***** MATERIAL TO PROCESS *****

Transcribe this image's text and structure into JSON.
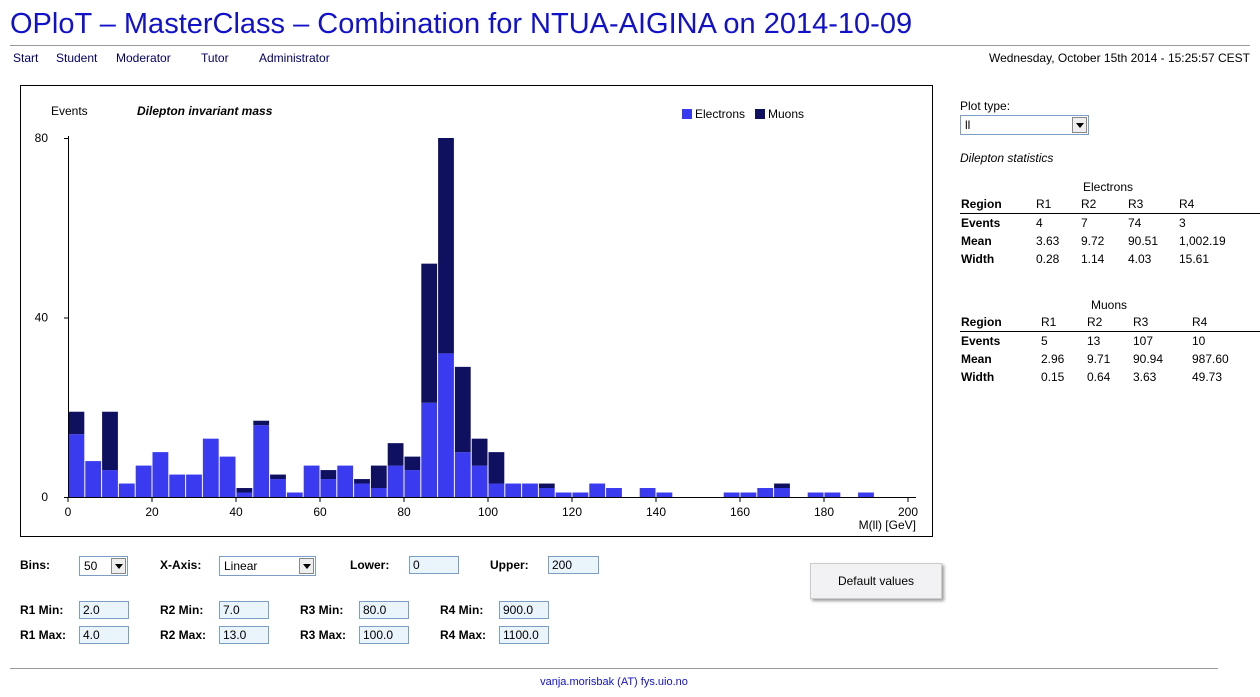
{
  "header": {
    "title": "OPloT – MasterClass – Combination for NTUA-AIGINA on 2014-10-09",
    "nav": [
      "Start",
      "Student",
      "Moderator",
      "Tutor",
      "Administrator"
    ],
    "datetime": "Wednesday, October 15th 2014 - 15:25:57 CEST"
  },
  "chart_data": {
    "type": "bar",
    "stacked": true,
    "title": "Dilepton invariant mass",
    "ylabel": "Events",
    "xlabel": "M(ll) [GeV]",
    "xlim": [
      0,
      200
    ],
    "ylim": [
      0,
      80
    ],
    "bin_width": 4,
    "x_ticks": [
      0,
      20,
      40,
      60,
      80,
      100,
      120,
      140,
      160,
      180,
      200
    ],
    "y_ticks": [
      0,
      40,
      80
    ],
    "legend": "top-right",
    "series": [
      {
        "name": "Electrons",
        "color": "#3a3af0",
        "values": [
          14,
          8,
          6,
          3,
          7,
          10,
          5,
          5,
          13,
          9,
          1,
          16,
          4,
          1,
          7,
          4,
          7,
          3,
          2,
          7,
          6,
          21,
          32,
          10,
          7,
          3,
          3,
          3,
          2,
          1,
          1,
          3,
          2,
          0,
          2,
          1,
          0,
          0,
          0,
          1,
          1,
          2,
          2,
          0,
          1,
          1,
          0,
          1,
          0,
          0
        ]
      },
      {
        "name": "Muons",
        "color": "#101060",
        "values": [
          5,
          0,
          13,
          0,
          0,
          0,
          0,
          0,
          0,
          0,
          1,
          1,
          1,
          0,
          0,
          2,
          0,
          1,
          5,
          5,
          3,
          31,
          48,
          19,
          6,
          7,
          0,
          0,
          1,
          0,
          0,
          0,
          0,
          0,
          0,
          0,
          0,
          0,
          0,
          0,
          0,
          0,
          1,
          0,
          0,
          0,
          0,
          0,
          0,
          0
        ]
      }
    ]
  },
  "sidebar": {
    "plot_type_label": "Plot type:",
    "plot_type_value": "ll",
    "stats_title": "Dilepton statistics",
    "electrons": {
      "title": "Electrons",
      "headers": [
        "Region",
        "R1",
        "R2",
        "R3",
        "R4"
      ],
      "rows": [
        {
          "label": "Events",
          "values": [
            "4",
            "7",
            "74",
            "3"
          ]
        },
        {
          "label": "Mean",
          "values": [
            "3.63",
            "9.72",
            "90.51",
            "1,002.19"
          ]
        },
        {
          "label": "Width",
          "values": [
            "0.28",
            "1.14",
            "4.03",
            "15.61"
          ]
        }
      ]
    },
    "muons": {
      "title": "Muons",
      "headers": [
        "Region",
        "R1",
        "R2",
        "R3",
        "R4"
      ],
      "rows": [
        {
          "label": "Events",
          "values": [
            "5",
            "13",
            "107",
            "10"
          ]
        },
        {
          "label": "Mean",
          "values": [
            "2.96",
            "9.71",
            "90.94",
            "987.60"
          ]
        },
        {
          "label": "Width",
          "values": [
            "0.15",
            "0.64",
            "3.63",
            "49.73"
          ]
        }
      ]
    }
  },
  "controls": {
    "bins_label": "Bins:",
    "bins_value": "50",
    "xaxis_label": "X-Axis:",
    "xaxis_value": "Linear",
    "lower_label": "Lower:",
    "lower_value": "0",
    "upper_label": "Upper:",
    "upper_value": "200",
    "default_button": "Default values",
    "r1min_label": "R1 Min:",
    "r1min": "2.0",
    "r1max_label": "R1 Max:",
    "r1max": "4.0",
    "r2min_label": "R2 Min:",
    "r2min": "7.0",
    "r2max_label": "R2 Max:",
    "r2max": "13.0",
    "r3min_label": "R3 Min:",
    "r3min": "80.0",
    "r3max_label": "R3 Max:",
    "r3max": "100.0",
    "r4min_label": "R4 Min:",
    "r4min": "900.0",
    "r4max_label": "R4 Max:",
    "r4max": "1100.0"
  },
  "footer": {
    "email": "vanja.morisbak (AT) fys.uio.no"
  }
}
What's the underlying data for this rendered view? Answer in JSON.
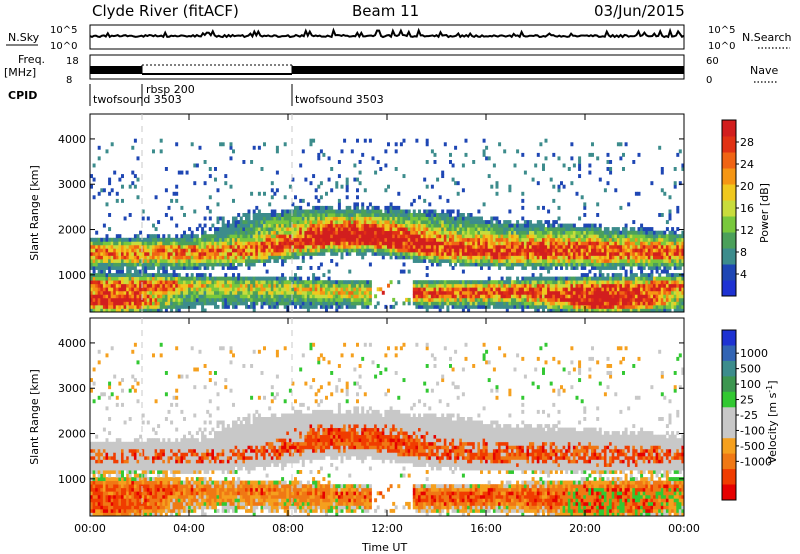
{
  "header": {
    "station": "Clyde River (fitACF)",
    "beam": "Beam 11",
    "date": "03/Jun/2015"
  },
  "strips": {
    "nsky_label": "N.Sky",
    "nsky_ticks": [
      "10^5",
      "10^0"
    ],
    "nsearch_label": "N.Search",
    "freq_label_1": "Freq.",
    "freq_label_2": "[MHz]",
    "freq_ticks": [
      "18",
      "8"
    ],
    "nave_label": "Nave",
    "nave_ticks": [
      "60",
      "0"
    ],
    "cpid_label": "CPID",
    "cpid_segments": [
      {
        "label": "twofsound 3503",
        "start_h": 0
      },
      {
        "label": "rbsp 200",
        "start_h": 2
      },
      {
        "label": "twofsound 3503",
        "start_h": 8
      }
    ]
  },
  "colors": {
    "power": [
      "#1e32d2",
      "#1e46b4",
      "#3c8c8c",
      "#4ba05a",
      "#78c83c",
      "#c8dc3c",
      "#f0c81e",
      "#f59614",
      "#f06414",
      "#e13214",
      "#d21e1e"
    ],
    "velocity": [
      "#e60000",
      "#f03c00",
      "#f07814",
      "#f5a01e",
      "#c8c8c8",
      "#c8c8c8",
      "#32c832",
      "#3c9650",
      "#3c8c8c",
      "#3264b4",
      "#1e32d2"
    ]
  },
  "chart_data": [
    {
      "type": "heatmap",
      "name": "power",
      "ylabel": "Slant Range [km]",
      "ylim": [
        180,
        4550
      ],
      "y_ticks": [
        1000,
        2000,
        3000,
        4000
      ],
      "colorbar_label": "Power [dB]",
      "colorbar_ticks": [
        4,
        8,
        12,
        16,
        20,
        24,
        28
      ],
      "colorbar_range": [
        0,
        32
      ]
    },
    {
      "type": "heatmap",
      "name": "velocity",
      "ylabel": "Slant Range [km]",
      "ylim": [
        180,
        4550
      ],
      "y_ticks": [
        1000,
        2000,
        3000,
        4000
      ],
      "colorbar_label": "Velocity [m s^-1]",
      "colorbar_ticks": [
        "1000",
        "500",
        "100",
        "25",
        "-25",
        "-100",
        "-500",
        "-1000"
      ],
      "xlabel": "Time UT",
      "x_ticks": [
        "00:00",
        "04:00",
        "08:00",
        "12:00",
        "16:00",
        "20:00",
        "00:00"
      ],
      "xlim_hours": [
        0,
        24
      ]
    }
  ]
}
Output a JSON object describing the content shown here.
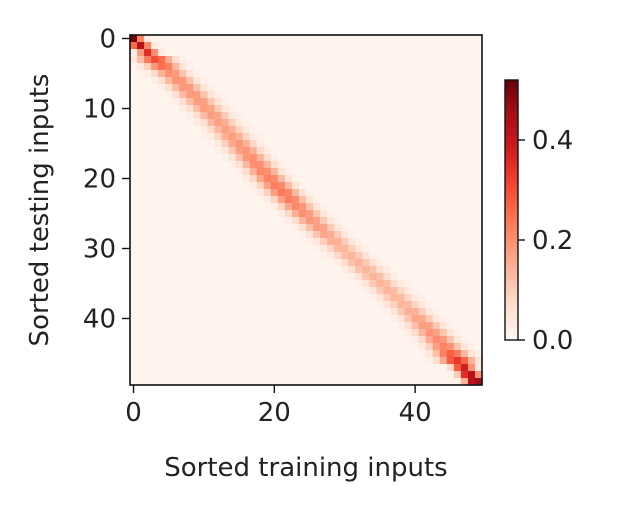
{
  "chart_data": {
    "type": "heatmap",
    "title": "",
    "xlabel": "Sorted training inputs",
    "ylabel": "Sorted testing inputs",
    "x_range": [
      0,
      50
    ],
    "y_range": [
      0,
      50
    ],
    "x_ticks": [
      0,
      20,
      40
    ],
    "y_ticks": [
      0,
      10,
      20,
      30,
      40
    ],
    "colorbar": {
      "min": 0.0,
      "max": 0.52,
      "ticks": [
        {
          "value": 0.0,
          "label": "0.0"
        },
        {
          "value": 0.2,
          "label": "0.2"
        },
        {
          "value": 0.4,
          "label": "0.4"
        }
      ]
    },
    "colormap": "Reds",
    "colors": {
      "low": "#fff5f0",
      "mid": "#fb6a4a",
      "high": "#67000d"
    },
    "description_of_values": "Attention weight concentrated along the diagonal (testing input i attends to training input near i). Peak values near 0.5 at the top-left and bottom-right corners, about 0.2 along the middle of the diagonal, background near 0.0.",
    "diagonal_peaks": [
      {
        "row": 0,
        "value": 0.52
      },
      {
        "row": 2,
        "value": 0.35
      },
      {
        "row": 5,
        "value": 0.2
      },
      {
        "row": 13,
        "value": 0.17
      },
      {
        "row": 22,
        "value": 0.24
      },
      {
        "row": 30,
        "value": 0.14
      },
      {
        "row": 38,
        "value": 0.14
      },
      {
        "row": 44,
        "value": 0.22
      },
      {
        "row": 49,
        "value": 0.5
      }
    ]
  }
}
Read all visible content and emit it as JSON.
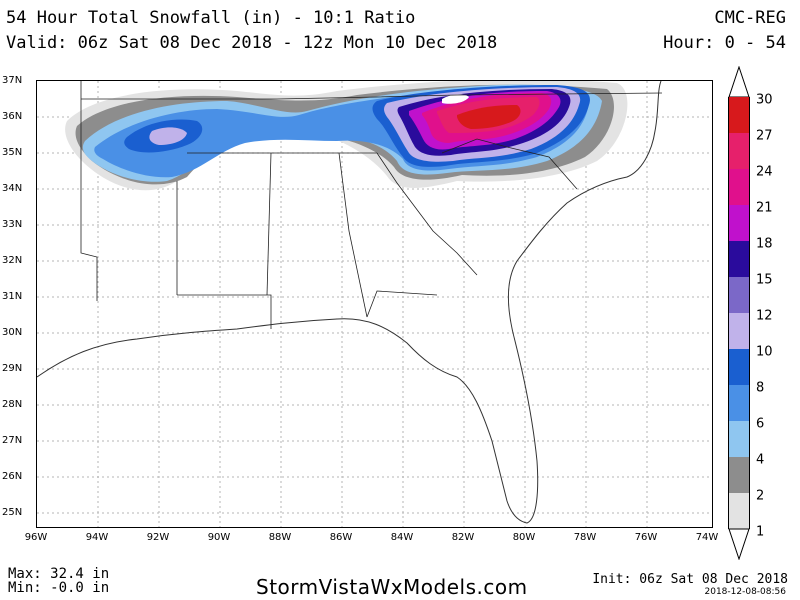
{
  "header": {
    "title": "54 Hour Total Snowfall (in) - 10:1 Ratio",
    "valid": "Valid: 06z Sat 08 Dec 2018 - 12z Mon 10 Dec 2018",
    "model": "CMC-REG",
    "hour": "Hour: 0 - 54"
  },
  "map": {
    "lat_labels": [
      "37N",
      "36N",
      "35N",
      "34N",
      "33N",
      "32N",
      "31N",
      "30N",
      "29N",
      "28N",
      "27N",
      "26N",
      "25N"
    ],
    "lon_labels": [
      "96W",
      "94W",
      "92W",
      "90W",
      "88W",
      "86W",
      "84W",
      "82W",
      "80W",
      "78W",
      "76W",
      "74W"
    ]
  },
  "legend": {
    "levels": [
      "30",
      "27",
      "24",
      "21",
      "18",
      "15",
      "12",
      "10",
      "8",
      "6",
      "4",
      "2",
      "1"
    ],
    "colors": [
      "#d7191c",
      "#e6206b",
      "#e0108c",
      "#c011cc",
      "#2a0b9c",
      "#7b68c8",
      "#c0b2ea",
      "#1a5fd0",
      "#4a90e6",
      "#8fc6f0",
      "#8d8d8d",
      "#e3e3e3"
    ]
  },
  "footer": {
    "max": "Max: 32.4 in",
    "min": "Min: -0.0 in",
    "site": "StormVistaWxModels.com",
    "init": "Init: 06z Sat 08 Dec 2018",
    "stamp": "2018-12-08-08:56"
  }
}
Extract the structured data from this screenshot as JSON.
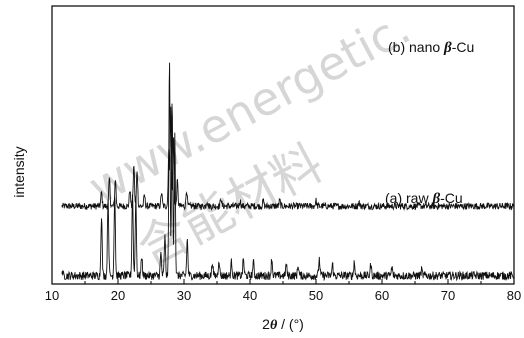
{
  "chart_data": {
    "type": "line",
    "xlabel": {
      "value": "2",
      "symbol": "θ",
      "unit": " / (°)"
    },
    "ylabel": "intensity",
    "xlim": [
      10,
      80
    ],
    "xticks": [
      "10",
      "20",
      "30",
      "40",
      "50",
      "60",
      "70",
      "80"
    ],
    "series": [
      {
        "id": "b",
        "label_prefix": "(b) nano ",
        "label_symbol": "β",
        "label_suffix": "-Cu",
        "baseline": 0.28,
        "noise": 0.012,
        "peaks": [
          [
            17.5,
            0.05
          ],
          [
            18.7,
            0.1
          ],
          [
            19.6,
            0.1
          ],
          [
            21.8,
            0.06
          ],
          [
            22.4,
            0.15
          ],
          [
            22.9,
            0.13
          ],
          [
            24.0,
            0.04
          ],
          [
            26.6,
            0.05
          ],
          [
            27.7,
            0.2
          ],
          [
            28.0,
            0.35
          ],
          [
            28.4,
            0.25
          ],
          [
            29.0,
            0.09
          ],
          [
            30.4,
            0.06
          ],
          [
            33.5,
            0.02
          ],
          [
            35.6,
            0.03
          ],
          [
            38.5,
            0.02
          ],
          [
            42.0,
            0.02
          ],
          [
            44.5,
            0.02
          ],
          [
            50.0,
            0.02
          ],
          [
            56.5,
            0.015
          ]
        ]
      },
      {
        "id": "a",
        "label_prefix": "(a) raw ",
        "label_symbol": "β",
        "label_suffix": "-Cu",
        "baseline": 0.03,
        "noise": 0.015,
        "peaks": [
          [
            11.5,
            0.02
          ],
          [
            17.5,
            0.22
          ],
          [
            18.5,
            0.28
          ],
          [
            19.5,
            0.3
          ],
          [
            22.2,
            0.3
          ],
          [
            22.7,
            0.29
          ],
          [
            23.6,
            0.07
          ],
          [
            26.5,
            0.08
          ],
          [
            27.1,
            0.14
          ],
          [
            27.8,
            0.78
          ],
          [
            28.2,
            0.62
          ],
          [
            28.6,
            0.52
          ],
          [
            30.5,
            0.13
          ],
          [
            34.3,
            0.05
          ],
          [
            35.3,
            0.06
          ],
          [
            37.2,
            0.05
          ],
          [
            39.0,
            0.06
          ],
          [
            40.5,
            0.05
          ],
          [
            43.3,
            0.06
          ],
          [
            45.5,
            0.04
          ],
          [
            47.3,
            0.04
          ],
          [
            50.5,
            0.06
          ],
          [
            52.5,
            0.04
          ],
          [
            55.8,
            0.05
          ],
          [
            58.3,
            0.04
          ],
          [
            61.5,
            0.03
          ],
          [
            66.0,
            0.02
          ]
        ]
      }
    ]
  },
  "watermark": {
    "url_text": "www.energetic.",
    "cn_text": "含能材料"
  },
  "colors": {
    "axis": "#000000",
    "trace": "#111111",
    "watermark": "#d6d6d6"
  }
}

*****

EXERCISE DESCRIPTION: Say how many lines contain the string "Dilepton", giving nothing but the count.

SOLUTION FOR THIS TASK: 2